Exactly reproduce the entries, dropping any pictures from your copy.

-- start Data for the task --

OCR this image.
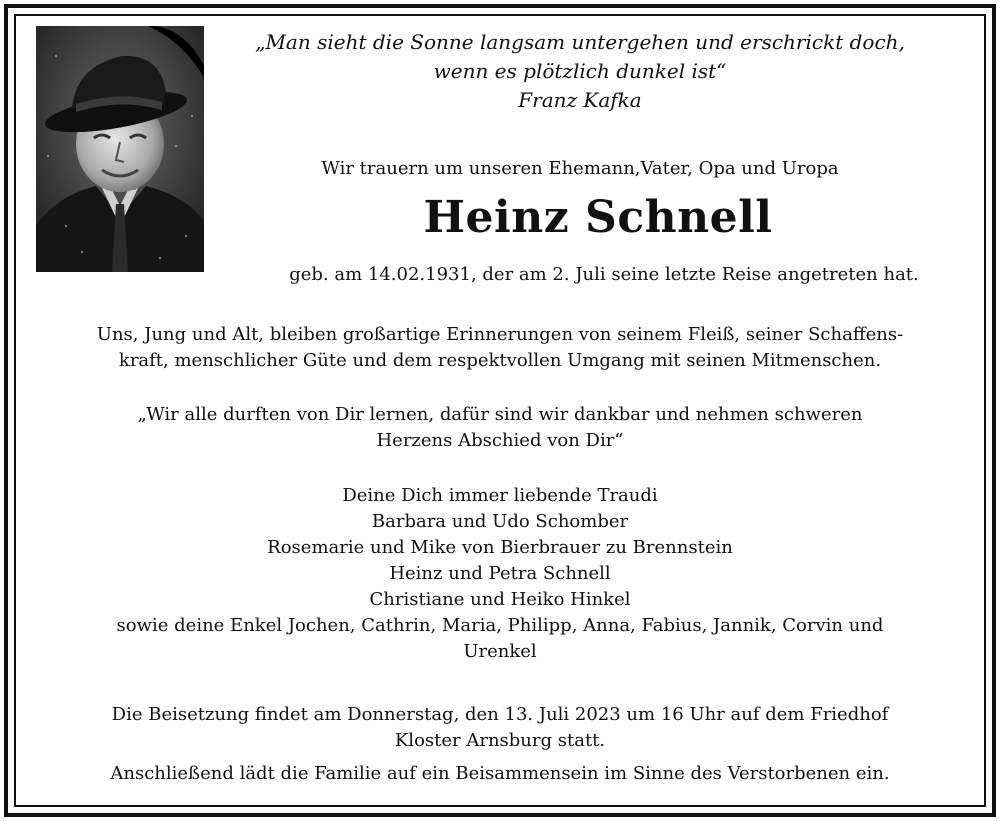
„Man sieht die Sonne langsam untergehen und erschrickt doch,
wenn es plötzlich dunkel ist“
Franz Kafka
Wir trauern um unseren Ehemann,Vater, Opa und Uropa
Heinz Schnell
geb. am 14.02.1931, der am 2. Juli seine letzte Reise angetreten hat.
Uns, Jung und Alt, bleiben großartige Erinnerungen von seinem Fleiß, seiner Schaffens-
kraft, menschlicher Güte und dem respektvollen Umgang mit seinen Mitmenschen.
„Wir alle durften von Dir lernen, dafür sind wir dankbar und nehmen schweren
Herzens Abschied von Dir“
Deine Dich immer liebende Traudi
Barbara und Udo Schomber
Rosemarie und Mike von Bierbrauer zu Brennstein
Heinz und Petra Schnell
Christiane und Heiko Hinkel
sowie deine Enkel Jochen, Cathrin, Maria, Philipp, Anna, Fabius, Jannik, Corvin und
Urenkel
Die Beisetzung findet am Donnerstag, den 13. Juli 2023 um 16 Uhr auf dem Friedhof
Kloster Arnsburg statt.
Anschließend lädt die Familie auf ein Beisammensein im Sinne des Verstorbenen ein.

-- end Data for the task --

▶ [Task output]:
OCR this image.
„Man sieht die Sonne langsam untergehen und erschrickt doch,
wenn es plötzlich dunkel ist“
Franz Kafka
Wir trauern um unseren Ehemann,Vater, Opa und Uropa
Heinz Schnell
geb. am 14.02.1931, der am 2. Juli seine letzte Reise angetreten hat.
Uns, Jung und Alt, bleiben großartige Erinnerungen von seinem Fleiß, seiner Schaffens-
kraft, menschlicher Güte und dem respektvollen Umgang mit seinen Mitmenschen.
„Wir alle durften von Dir lernen, dafür sind wir dankbar und nehmen schweren
Herzens Abschied von Dir“
Deine Dich immer liebende Traudi
Barbara und Udo Schomber
Rosemarie und Mike von Bierbrauer zu Brennstein
Heinz und Petra Schnell
Christiane und Heiko Hinkel
sowie deine Enkel Jochen, Cathrin, Maria, Philipp, Anna, Fabius, Jannik, Corvin und
Urenkel
Die Beisetzung findet am Donnerstag, den 13. Juli 2023 um 16 Uhr auf dem Friedhof
Kloster Arnsburg statt.
Anschließend lädt die Familie auf ein Beisammensein im Sinne des Verstorbenen ein.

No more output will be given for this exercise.